WHAT IS ASKED - Give only the number of lines that include the string "Rating".

------ EXERCISE INPUT

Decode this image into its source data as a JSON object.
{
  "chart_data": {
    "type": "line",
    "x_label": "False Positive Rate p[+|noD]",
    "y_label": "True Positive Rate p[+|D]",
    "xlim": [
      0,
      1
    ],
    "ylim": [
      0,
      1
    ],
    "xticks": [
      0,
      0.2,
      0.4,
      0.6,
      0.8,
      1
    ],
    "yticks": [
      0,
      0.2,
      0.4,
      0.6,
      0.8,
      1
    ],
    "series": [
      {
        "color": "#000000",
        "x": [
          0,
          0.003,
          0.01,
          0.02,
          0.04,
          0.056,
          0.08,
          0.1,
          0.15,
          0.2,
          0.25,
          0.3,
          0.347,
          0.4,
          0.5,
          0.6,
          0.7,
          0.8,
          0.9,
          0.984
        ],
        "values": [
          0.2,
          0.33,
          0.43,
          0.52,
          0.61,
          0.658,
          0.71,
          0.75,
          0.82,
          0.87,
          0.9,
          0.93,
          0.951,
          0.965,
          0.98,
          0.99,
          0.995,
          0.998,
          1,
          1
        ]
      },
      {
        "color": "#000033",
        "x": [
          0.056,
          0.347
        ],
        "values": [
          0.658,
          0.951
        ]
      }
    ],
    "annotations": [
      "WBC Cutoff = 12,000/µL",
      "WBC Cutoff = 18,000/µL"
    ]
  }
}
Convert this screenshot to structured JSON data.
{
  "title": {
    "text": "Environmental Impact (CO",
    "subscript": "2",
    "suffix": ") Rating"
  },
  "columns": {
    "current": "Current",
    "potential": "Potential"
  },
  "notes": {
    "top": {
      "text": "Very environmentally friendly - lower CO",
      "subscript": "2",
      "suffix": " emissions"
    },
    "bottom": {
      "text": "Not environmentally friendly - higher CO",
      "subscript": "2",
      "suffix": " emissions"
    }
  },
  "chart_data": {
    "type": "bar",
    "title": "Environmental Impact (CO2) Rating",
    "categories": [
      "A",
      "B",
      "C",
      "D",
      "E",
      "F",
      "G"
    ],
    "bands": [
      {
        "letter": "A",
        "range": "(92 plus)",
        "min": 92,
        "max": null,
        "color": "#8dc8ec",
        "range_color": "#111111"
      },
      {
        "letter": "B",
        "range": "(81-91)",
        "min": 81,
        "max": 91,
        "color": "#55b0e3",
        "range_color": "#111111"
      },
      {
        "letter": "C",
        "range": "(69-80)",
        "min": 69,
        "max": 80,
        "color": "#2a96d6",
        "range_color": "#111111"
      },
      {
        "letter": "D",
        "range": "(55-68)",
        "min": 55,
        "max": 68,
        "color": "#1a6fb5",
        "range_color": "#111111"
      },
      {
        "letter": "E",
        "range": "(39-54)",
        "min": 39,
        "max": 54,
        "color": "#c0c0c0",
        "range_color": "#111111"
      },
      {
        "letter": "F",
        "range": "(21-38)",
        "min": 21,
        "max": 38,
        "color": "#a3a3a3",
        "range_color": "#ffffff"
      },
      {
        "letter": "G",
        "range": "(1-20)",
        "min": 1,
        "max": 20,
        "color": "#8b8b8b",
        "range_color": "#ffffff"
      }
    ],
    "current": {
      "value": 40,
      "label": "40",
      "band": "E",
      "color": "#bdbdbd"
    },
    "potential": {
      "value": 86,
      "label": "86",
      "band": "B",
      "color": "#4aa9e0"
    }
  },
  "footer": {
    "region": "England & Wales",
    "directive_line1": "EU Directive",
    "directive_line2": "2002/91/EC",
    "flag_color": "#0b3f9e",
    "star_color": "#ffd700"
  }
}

------------

OUTPUT FOR THIS TASK - 2